---------- Records shown ----------

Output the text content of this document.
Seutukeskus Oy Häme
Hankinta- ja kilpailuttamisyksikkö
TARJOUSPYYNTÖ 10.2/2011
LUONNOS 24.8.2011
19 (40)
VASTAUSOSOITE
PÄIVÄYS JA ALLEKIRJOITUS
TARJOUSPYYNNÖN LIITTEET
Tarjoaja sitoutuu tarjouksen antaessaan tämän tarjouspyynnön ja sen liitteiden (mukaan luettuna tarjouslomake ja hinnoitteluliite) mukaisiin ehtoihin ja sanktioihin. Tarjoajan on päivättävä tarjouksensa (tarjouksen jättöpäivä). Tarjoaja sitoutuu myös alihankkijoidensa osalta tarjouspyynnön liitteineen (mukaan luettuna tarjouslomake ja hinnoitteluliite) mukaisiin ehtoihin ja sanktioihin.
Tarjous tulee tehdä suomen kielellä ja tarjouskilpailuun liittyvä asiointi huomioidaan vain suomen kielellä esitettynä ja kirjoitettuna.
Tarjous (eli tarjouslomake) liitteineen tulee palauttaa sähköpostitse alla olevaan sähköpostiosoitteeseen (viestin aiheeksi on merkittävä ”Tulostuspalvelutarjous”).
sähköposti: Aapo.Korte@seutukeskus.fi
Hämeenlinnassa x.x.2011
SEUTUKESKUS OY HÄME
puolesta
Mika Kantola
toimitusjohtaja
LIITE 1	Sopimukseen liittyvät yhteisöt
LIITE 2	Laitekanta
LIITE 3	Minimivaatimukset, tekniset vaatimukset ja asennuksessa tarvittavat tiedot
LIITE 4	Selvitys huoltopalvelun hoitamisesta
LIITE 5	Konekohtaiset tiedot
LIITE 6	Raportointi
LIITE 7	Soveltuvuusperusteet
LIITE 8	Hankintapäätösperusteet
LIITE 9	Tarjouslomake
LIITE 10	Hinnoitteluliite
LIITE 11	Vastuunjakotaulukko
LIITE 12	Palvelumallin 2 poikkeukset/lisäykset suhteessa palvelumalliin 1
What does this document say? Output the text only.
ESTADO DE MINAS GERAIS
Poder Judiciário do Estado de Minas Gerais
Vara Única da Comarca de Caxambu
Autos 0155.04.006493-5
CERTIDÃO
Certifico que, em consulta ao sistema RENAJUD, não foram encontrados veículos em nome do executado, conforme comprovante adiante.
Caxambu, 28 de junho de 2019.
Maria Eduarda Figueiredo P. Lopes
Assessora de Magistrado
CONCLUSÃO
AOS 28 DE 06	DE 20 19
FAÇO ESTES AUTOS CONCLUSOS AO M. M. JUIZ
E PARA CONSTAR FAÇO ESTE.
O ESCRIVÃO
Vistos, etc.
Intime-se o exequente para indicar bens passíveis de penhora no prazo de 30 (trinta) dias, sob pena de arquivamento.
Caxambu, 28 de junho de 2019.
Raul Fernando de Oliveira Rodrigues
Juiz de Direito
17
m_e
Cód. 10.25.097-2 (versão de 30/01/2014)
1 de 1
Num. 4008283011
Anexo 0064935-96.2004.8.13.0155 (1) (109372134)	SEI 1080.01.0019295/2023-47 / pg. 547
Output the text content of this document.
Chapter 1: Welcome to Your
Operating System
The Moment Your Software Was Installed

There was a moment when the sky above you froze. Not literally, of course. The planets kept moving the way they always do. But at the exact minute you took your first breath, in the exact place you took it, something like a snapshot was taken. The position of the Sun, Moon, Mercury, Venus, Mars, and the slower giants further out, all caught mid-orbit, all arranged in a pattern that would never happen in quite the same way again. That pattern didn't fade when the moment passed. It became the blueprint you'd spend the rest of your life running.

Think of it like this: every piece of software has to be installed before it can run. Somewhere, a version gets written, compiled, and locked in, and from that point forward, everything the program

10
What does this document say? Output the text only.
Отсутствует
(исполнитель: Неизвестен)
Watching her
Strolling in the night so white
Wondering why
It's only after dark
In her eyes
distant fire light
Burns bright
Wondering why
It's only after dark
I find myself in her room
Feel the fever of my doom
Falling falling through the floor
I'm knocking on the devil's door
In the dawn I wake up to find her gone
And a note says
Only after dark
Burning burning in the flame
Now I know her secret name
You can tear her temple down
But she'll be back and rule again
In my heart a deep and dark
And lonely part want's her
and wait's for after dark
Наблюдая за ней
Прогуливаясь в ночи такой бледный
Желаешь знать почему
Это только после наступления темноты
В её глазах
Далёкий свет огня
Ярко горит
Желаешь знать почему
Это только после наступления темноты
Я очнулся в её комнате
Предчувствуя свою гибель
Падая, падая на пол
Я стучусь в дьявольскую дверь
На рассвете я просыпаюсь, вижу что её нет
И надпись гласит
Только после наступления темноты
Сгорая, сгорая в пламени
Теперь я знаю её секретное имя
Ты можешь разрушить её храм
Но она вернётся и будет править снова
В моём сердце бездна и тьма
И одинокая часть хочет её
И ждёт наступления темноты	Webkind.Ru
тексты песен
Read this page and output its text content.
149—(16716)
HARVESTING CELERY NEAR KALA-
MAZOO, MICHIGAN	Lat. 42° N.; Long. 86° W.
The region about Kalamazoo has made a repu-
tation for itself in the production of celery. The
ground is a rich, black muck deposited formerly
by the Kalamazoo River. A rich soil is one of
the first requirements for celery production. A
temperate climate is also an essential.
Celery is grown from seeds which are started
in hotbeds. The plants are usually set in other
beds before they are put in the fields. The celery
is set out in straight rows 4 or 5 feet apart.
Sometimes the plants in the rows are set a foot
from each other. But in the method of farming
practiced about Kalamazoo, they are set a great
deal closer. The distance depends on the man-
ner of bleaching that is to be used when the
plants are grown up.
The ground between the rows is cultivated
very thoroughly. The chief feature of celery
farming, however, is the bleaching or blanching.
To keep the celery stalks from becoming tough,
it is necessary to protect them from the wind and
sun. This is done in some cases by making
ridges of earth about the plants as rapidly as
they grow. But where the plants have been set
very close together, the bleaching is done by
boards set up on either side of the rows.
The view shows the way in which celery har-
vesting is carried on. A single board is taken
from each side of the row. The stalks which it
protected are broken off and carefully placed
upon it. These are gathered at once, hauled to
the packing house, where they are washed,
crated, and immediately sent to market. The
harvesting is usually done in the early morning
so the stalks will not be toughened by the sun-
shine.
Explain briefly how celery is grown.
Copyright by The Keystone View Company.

----------

## Written exercise:
Read the entries and show each line that mentions "наступления".

## Final answer:
Это только после наступления темноты
Это только после наступления темноты
Только после наступления темноты
И ждёт наступления темноты	Webkind.Ru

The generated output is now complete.